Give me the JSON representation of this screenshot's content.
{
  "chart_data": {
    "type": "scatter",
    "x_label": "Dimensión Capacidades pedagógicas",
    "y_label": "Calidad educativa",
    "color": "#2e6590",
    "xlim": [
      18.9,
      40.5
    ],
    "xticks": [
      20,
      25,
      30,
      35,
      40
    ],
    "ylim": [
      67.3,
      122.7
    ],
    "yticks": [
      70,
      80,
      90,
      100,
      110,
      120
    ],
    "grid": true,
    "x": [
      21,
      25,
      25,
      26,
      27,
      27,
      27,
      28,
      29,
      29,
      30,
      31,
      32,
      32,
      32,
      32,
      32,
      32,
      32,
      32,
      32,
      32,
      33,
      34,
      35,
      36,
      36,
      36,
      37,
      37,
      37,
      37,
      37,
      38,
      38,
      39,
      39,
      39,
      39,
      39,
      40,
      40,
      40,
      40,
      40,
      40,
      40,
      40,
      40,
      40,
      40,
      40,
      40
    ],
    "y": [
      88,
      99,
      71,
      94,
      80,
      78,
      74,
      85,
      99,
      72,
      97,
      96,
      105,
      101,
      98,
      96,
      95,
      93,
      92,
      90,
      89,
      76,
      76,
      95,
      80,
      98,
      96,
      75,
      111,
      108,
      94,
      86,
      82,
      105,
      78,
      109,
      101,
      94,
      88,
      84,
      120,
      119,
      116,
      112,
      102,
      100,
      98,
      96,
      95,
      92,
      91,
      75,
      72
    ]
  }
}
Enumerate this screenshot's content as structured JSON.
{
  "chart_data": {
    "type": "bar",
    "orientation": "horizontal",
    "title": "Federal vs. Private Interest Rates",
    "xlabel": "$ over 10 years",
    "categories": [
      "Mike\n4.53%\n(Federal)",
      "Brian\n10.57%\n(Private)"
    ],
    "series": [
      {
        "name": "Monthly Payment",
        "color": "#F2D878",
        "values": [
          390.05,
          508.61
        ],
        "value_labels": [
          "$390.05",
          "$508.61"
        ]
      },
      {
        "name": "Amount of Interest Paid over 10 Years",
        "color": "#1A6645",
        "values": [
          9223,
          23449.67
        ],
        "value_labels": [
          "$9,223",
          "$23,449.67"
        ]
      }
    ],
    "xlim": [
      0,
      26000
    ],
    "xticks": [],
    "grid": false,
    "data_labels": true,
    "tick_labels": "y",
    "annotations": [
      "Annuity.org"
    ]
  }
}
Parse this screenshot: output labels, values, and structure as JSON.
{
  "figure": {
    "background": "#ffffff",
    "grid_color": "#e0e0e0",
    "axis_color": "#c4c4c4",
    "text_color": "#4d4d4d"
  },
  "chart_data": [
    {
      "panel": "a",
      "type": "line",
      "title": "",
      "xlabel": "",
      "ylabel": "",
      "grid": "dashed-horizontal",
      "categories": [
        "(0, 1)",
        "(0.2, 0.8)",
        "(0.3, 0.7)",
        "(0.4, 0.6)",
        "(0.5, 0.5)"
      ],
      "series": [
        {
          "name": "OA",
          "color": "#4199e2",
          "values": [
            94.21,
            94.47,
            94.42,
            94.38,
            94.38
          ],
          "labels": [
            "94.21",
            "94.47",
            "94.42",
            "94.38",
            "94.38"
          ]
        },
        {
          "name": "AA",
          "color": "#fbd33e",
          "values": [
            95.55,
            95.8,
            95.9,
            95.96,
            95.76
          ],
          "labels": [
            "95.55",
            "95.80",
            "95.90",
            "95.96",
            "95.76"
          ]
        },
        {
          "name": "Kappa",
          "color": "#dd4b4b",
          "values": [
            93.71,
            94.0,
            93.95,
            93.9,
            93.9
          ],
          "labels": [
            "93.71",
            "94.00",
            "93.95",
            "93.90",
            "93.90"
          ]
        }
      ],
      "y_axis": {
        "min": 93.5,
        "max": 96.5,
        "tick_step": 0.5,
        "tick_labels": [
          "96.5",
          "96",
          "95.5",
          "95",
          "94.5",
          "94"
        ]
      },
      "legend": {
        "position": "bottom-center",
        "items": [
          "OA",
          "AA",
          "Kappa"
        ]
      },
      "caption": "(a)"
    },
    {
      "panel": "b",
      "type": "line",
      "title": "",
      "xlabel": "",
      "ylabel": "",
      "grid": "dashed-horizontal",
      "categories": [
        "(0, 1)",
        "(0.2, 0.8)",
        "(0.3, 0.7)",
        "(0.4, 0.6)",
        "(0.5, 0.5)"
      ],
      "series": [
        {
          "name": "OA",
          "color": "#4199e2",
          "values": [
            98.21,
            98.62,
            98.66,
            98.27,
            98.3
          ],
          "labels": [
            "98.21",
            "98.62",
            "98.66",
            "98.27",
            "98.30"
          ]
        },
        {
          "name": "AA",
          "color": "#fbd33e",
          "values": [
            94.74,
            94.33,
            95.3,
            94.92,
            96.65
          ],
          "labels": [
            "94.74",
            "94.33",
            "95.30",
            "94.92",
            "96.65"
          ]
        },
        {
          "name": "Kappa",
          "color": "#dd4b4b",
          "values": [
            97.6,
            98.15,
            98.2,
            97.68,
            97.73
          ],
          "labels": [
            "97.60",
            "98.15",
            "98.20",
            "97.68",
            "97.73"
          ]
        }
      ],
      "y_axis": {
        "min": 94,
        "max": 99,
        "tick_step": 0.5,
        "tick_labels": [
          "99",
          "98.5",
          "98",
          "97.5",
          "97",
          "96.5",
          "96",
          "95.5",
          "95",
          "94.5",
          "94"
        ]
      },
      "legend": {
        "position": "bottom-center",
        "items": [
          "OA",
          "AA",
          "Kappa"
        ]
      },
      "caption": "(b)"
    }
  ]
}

TASK REQUIREMENTS
Please reproduce every line of the material word for word.

TASK SOLUTION
Give me the JSON representation of this screenshot's content.
{
  "chart_data": {
    "type": "scatter",
    "x_label": "Dimensión Capacidades pedagógicas",
    "y_label": "Calidad educativa",
    "color": "#2e6590",
    "xlim": [
      18.9,
      40.5
    ],
    "xticks": [
      20,
      25,
      30,
      35,
      40
    ],
    "ylim": [
      67.3,
      122.7
    ],
    "yticks": [
      70,
      80,
      90,
      100,
      110,
      120
    ],
    "grid": true,
    "x": [
      21,
      25,
      25,
      26,
      27,
      27,
      27,
      28,
      29,
      29,
      30,
      31,
      32,
      32,
      32,
      32,
      32,
      32,
      32,
      32,
      32,
      32,
      33,
      34,
      35,
      36,
      36,
      36,
      37,
      37,
      37,
      37,
      37,
      38,
      38,
      39,
      39,
      39,
      39,
      39,
      40,
      40,
      40,
      40,
      40,
      40,
      40,
      40,
      40,
      40,
      40,
      40,
      40
    ],
    "y": [
      88,
      99,
      71,
      94,
      80,
      78,
      74,
      85,
      99,
      72,
      97,
      96,
      105,
      101,
      98,
      96,
      95,
      93,
      92,
      90,
      89,
      76,
      76,
      95,
      80,
      98,
      96,
      75,
      111,
      108,
      94,
      86,
      82,
      105,
      78,
      109,
      101,
      94,
      88,
      84,
      120,
      119,
      116,
      112,
      102,
      100,
      98,
      96,
      95,
      92,
      91,
      75,
      72
    ]
  }
}
Enumerate this screenshot's content as structured JSON.
{
  "chart_data": {
    "type": "bar",
    "orientation": "horizontal",
    "title": "Federal vs. Private Interest Rates",
    "xlabel": "$ over 10 years",
    "categories": [
      "Mike\n4.53%\n(Federal)",
      "Brian\n10.57%\n(Private)"
    ],
    "series": [
      {
        "name": "Monthly Payment",
        "color": "#F2D878",
        "values": [
          390.05,
          508.61
        ],
        "value_labels": [
          "$390.05",
          "$508.61"
        ]
      },
      {
        "name": "Amount of Interest Paid over 10 Years",
        "color": "#1A6645",
        "values": [
          9223,
          23449.67
        ],
        "value_labels": [
          "$9,223",
          "$23,449.67"
        ]
      }
    ],
    "xlim": [
      0,
      26000
    ],
    "xticks": [],
    "grid": false,
    "data_labels": true,
    "tick_labels": "y",
    "annotations": [
      "Annuity.org"
    ]
  }
}
Parse this screenshot: output labels, values, and structure as JSON.
{
  "figure": {
    "background": "#ffffff",
    "grid_color": "#e0e0e0",
    "axis_color": "#c4c4c4",
    "text_color": "#4d4d4d"
  },
  "chart_data": [
    {
      "panel": "a",
      "type": "line",
      "title": "",
      "xlabel": "",
      "ylabel": "",
      "grid": "dashed-horizontal",
      "categories": [
        "(0, 1)",
        "(0.2, 0.8)",
        "(0.3, 0.7)",
        "(0.4, 0.6)",
        "(0.5, 0.5)"
      ],
      "series": [
        {
          "name": "OA",
          "color": "#4199e2",
          "values": [
            94.21,
            94.47,
            94.42,
            94.38,
            94.38
          ],
          "labels": [
            "94.21",
            "94.47",
            "94.42",
            "94.38",
            "94.38"
          ]
        },
        {
          "name": "AA",
          "color": "#fbd33e",
          "values": [
            95.55,
            95.8,
            95.9,
            95.96,
            95.76
          ],
          "labels": [
            "95.55",
            "95.80",
            "95.90",
            "95.96",
            "95.76"
          ]
        },
        {
          "name": "Kappa",
          "color": "#dd4b4b",
          "values": [
            93.71,
            94.0,
            93.95,
            93.9,
            93.9
          ],
          "labels": [
            "93.71",
            "94.00",
            "93.95",
            "93.90",
            "93.90"
          ]
        }
      ],
      "y_axis": {
        "min": 93.5,
        "max": 96.5,
        "tick_step": 0.5,
        "tick_labels": [
          "96.5",
          "96",
          "95.5",
          "95",
          "94.5",
          "94"
        ]
      },
      "legend": {
        "position": "bottom-center",
        "items": [
          "OA",
          "AA",
          "Kappa"
        ]
      },
      "caption": "(a)"
    },
    {
      "panel": "b",
      "type": "line",
      "title": "",
      "xlabel": "",
      "ylabel": "",
      "grid": "dashed-horizontal",
      "categories": [
        "(0, 1)",
        "(0.2, 0.8)",
        "(0.3, 0.7)",
        "(0.4, 0.6)",
        "(0.5, 0.5)"
      ],
      "series": [
        {
          "name": "OA",
          "color": "#4199e2",
          "values": [
            98.21,
            98.62,
            98.66,
            98.27,
            98.3
          ],
          "labels": [
            "98.21",
            "98.62",
            "98.66",
            "98.27",
            "98.30"
          ]
        },
        {
          "name": "AA",
          "color": "#fbd33e",
          "values": [
            94.74,
            94.33,
            95.3,
            94.92,
            96.65
          ],
          "labels": [
            "94.74",
            "94.33",
            "95.30",
            "94.92",
            "96.65"
          ]
        },
        {
          "name": "Kappa",
          "color": "#dd4b4b",
          "values": [
            97.6,
            98.15,
            98.2,
            97.68,
            97.73
          ],
          "labels": [
            "97.60",
            "98.15",
            "98.20",
            "97.68",
            "97.73"
          ]
        }
      ],
      "y_axis": {
        "min": 94,
        "max": 99,
        "tick_step": 0.5,
        "tick_labels": [
          "99",
          "98.5",
          "98",
          "97.5",
          "97",
          "96.5",
          "96",
          "95.5",
          "95",
          "94.5",
          "94"
        ]
      },
      "legend": {
        "position": "bottom-center",
        "items": [
          "OA",
          "AA",
          "Kappa"
        ]
      },
      "caption": "(b)"
    }
  ]
}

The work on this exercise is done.